▸ **The input**

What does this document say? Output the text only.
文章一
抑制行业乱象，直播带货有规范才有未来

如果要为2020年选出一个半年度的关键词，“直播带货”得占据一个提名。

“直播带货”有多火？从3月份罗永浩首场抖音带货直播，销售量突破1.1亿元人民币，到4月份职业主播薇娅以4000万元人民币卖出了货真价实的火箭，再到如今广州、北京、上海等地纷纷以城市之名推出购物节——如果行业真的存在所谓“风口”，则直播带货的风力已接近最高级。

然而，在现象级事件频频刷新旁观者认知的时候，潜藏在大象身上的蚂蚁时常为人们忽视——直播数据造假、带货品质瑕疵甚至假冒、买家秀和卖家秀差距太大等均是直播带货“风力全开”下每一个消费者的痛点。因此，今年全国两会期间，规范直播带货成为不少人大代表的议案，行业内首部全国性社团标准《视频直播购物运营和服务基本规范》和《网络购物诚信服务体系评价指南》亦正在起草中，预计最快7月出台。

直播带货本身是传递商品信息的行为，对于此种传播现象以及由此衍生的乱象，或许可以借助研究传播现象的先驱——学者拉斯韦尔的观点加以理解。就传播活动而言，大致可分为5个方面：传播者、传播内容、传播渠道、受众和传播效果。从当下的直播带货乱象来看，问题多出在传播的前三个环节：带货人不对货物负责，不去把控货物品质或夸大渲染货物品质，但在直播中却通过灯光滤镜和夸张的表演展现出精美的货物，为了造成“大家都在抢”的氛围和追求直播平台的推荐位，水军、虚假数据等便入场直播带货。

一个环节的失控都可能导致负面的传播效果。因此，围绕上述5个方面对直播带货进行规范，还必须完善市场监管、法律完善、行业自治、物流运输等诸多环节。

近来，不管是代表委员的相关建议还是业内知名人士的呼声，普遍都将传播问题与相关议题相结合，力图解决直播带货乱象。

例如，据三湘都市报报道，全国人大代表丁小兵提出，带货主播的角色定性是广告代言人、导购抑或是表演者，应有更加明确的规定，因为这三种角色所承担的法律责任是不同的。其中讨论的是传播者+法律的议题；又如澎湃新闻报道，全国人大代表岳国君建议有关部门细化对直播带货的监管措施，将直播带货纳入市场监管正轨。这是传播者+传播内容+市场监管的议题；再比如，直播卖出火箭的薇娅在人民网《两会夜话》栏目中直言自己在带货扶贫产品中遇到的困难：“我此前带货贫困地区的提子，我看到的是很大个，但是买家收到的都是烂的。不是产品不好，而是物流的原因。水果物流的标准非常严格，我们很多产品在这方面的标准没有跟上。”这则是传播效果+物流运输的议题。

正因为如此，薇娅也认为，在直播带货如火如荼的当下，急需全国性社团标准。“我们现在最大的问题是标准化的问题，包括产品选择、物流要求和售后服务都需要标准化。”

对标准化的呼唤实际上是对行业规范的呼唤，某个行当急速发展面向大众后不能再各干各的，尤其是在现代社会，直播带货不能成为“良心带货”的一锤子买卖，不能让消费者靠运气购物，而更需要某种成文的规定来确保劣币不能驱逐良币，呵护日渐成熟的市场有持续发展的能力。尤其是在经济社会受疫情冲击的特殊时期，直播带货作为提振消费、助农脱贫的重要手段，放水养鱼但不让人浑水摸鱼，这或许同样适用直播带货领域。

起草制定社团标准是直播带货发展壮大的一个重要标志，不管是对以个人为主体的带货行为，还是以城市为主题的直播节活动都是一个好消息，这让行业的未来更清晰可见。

▸ **Work to be completed**
Pick out every line above that holds the word "传播内容" and copy it.

▸ **Task response**
直播带货本身是传递商品信息的行为，对于此种传播现象以及由此衍生的乱象，或许可以借助研究传播现象的先驱——学者拉斯韦尔的观点加以理解。就传播活动而言，大致可分为5个方面：传播者、传播内容、传播渠道、受众和传播效果。从当下的直播带货乱象来看，问题多出在传播的前三个环节：带货人不对货物负责，不去把控货物品质或夸大渲染货物品质，但在直播中却通过灯光滤镜和夸张的表演展现出精美的货物，为了造成“大家都在抢”的氛围和追求直播平台的推荐位，水军、虚假数据等便入场直播带货。
例如，据三湘都市报报道，全国人大代表丁小兵提出，带货主播的角色定性是广告代言人、导购抑或是表演者，应有更加明确的规定，因为这三种角色所承担的法律责任是不同的。其中讨论的是传播者+法律的议题；又如澎湃新闻报道，全国人大代表岳国君建议有关部门细化对直播带货的监管措施，将直播带货纳入市场监管正轨。这是传播者+传播内容+市场监管的议题；再比如，直播卖出火箭的薇娅在人民网《两会夜话》栏目中直言自己在带货扶贫产品中遇到的困难：“我此前带货贫困地区的提子，我看到的是很大个，但是买家收到的都是烂的。不是产品不好，而是物流的原因。水果物流的标准非常严格，我们很多产品在这方面的标准没有跟上。”这则是传播效果+物流运输的议题。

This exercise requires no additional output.